═══ DATA ROWS

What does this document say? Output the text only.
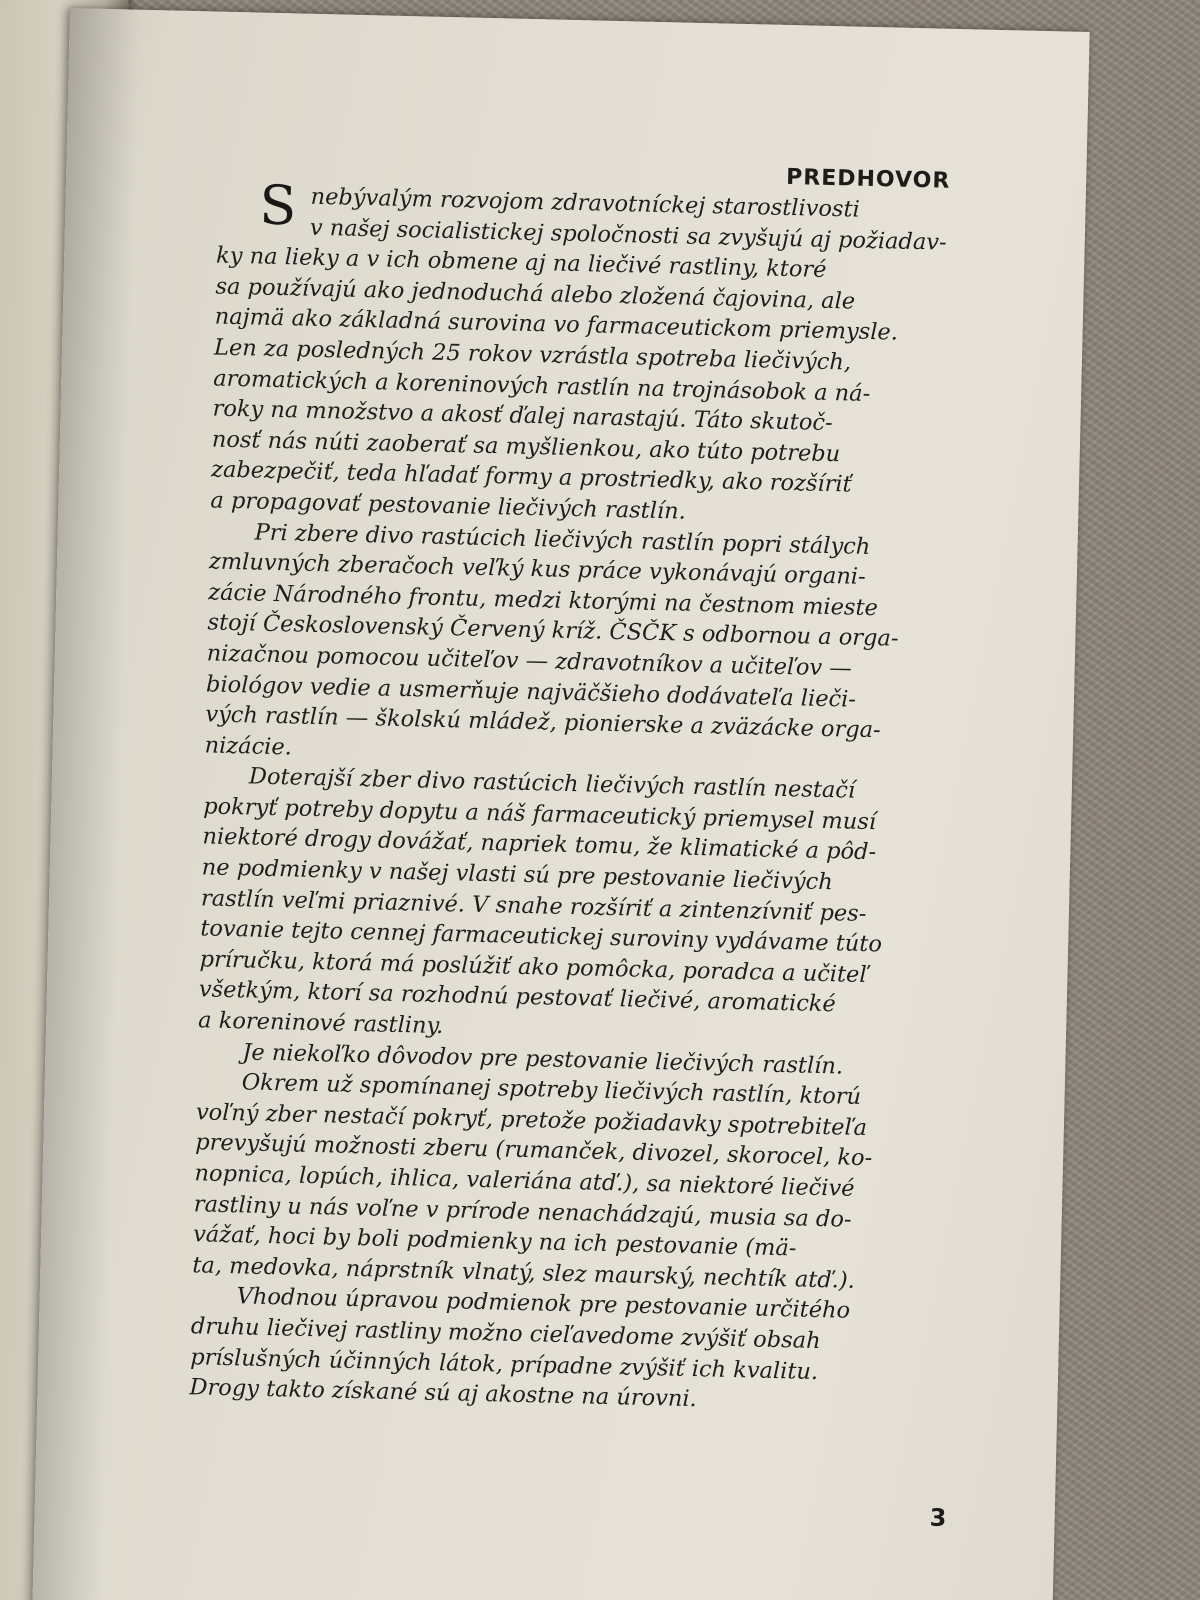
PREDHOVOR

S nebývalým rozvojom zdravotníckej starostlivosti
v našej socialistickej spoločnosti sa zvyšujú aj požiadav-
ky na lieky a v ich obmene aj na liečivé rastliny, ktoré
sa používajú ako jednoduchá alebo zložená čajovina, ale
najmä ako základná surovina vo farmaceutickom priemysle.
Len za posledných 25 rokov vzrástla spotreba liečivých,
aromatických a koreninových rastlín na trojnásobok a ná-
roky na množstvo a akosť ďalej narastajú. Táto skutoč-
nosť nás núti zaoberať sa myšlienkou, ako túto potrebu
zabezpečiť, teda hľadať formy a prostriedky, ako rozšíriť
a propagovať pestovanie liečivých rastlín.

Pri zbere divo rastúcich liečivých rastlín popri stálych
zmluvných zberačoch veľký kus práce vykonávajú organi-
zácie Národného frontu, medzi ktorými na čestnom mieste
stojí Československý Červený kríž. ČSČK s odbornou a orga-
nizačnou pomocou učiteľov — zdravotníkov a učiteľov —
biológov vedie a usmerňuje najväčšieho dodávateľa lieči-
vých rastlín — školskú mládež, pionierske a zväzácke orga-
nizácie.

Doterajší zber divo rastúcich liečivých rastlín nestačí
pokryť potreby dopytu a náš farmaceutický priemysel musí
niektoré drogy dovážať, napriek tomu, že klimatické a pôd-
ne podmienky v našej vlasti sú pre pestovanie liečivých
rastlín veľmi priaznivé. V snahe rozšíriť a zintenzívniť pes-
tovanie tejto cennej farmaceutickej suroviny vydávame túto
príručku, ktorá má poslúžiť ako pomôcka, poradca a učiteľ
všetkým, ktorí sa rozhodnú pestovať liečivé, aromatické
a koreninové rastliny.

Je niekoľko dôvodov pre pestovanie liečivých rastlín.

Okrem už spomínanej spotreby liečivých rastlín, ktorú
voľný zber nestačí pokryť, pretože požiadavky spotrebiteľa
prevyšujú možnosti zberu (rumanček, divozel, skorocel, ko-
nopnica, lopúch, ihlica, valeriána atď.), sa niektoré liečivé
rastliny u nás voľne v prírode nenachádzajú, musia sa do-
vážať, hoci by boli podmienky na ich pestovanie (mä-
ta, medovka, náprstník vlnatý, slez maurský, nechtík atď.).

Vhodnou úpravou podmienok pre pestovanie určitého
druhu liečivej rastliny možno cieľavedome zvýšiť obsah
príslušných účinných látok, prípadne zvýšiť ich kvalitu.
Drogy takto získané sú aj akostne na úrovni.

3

══════
═══ DATA ROWS

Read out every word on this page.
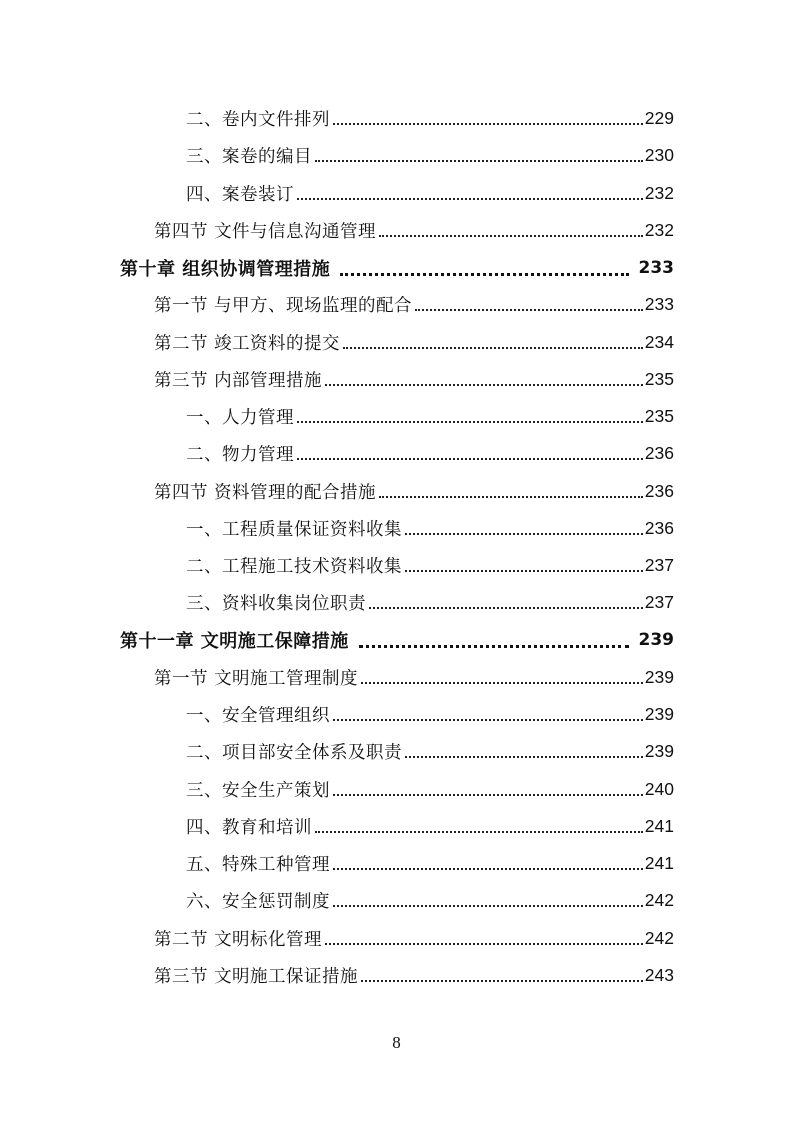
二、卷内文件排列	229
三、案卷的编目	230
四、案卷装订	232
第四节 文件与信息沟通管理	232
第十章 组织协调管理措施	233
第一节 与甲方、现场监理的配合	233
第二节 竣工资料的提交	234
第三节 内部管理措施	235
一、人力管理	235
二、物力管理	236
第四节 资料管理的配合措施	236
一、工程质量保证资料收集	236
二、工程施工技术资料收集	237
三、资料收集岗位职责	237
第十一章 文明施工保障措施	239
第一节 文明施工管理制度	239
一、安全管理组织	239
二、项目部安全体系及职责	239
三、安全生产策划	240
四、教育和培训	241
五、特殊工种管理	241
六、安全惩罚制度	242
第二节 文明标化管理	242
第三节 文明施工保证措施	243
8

══════

Which lines in the listing above hold the word "našej"? Show each of them.

v našej socialistickej spoločnosti sa zvyšujú aj požiadav-
ne podmienky v našej vlasti sú pre pestovanie liečivých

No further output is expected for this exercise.